---------- Records supplied

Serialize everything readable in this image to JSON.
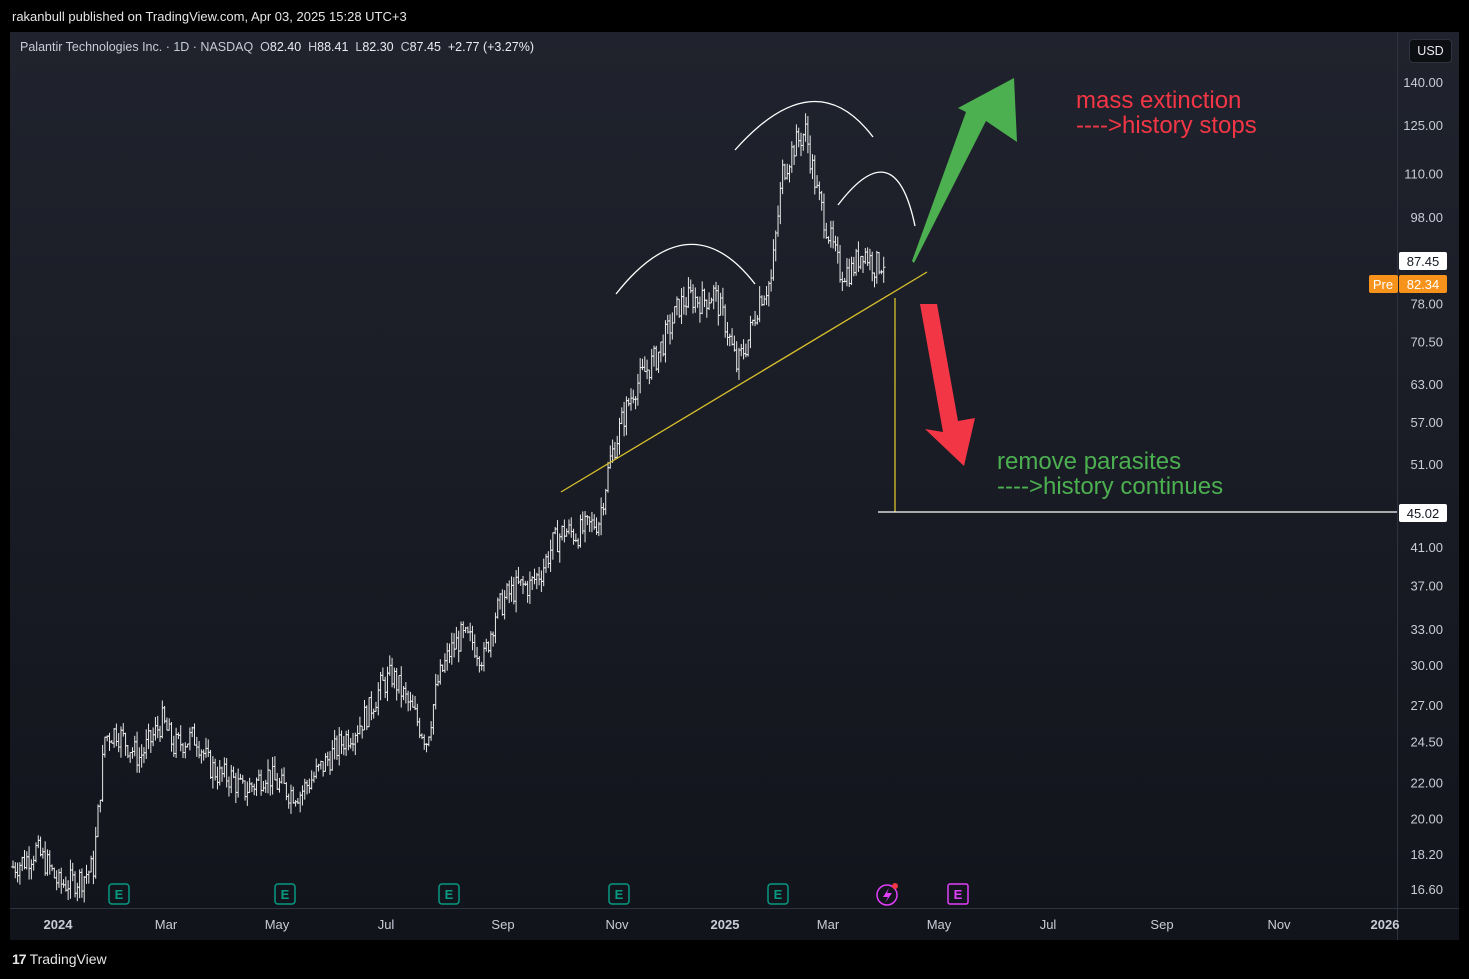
{
  "header": {
    "published": "rakanbull published on TradingView.com, Apr 03, 2025 15:28 UTC+3"
  },
  "legend": {
    "symbol": "Palantir Technologies Inc. · 1D · NASDAQ",
    "o_label": "O",
    "o": "82.40",
    "h_label": "H",
    "h": "88.41",
    "l_label": "L",
    "l": "82.30",
    "c_label": "C",
    "c": "87.45",
    "change": "+2.77 (+3.27%)"
  },
  "currency": "USD",
  "footer": {
    "brand": "TradingView",
    "logo": "17"
  },
  "colors": {
    "bull_text": "#f23645",
    "bear_text": "#4caf50",
    "green_arrow": "#4caf50",
    "red_arrow": "#f23645",
    "trendline": "#d9c12c",
    "pre_badge": "#f7931a"
  },
  "annotations": {
    "up_line1": "mass extinction",
    "up_line2": "---->history stops",
    "down_line1": "remove parasites",
    "down_line2": "---->history continues"
  },
  "price_labels": {
    "last": "87.45",
    "pre_tag": "Pre",
    "pre": "82.34",
    "target": "45.02"
  },
  "chart_data": {
    "type": "bar",
    "scale": "log",
    "ylim": [
      15.6,
      150
    ],
    "y_ticks": [
      {
        "v": 140,
        "label": "140.00"
      },
      {
        "v": 125,
        "label": "125.00"
      },
      {
        "v": 110,
        "label": "110.00"
      },
      {
        "v": 98,
        "label": "98.00"
      },
      {
        "v": 78,
        "label": "78.00"
      },
      {
        "v": 70.5,
        "label": "70.50"
      },
      {
        "v": 63,
        "label": "63.00"
      },
      {
        "v": 57,
        "label": "57.00"
      },
      {
        "v": 51,
        "label": "51.00"
      },
      {
        "v": 41,
        "label": "41.00"
      },
      {
        "v": 37,
        "label": "37.00"
      },
      {
        "v": 33,
        "label": "33.00"
      },
      {
        "v": 30,
        "label": "30.00"
      },
      {
        "v": 27,
        "label": "27.00"
      },
      {
        "v": 24.5,
        "label": "24.50"
      },
      {
        "v": 22,
        "label": "22.00"
      },
      {
        "v": 20,
        "label": "20.00"
      },
      {
        "v": 18.2,
        "label": "18.20"
      },
      {
        "v": 16.6,
        "label": "16.60"
      }
    ],
    "x_ticks": [
      {
        "label": "2024",
        "bold": true
      },
      {
        "label": "Mar"
      },
      {
        "label": "May"
      },
      {
        "label": "Jul"
      },
      {
        "label": "Sep"
      },
      {
        "label": "Nov"
      },
      {
        "label": "2025",
        "bold": true
      },
      {
        "label": "Mar"
      },
      {
        "label": "May"
      },
      {
        "label": "Jul"
      },
      {
        "label": "Sep"
      },
      {
        "label": "Nov"
      },
      {
        "label": "2026",
        "bold": true
      }
    ],
    "earnings_markers": [
      "E",
      "E",
      "E",
      "E",
      "E",
      "E"
    ],
    "weekly_closes": [
      17.6,
      17.9,
      18.4,
      17.7,
      16.8,
      16.9,
      17.1,
      17.6,
      24.8,
      25.2,
      24.3,
      23.5,
      24.6,
      25.9,
      24.2,
      24.6,
      24.8,
      23.1,
      22.4,
      22.3,
      21.5,
      21.9,
      22.6,
      21.9,
      21.5,
      21.4,
      22.2,
      23.0,
      23.9,
      24.8,
      25.5,
      26.6,
      28.3,
      29.2,
      27.7,
      26.2,
      24.6,
      28.7,
      31.0,
      32.3,
      31.9,
      30.5,
      34.4,
      36.0,
      36.9,
      37.0,
      38.5,
      41.3,
      42.8,
      42.4,
      43.1,
      44.0,
      51.6,
      57.0,
      62.1,
      65.1,
      67.6,
      72.4,
      77.6,
      79.3,
      78.5,
      80.2,
      74.2,
      66.1,
      70.9,
      79.2,
      82.9,
      110.4,
      118.2,
      122.9,
      104.5,
      93.9,
      84.9,
      85.1,
      90.0,
      86.1,
      87.45
    ]
  }
}
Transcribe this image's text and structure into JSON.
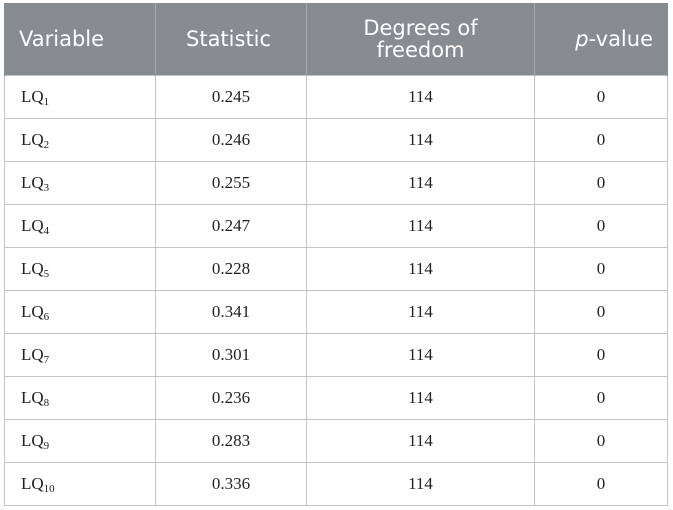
{
  "table": {
    "headers": {
      "variable": "Variable",
      "statistic": "Statistic",
      "df_line1": "Degrees of",
      "df_line2": "freedom",
      "p_italic": "p",
      "p_rest": "-value"
    },
    "rows": [
      {
        "var_base": "LQ",
        "var_sub": "1",
        "statistic": "0.245",
        "df": "114",
        "p": "0"
      },
      {
        "var_base": "LQ",
        "var_sub": "2",
        "statistic": "0.246",
        "df": "114",
        "p": "0"
      },
      {
        "var_base": "LQ",
        "var_sub": "3",
        "statistic": "0.255",
        "df": "114",
        "p": "0"
      },
      {
        "var_base": "LQ",
        "var_sub": "4",
        "statistic": "0.247",
        "df": "114",
        "p": "0"
      },
      {
        "var_base": "LQ",
        "var_sub": "5",
        "statistic": "0.228",
        "df": "114",
        "p": "0"
      },
      {
        "var_base": "LQ",
        "var_sub": "6",
        "statistic": "0.341",
        "df": "114",
        "p": "0"
      },
      {
        "var_base": "LQ",
        "var_sub": "7",
        "statistic": "0.301",
        "df": "114",
        "p": "0"
      },
      {
        "var_base": "LQ",
        "var_sub": "8",
        "statistic": "0.236",
        "df": "114",
        "p": "0"
      },
      {
        "var_base": "LQ",
        "var_sub": "9",
        "statistic": "0.283",
        "df": "114",
        "p": "0"
      },
      {
        "var_base": "LQ",
        "var_sub": "10",
        "statistic": "0.336",
        "df": "114",
        "p": "0"
      }
    ]
  }
}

--------------------

Short task: Isolate the lines that hold the word "statistic" and copy all of them.

Full answer:
      "statistic": "Statistic",
        "statistic": "0.245",
        "statistic": "0.246",
        "statistic": "0.255",
        "statistic": "0.247",
        "statistic": "0.228",
        "statistic": "0.341",
        "statistic": "0.301",
        "statistic": "0.236",
        "statistic": "0.283",
        "statistic": "0.336",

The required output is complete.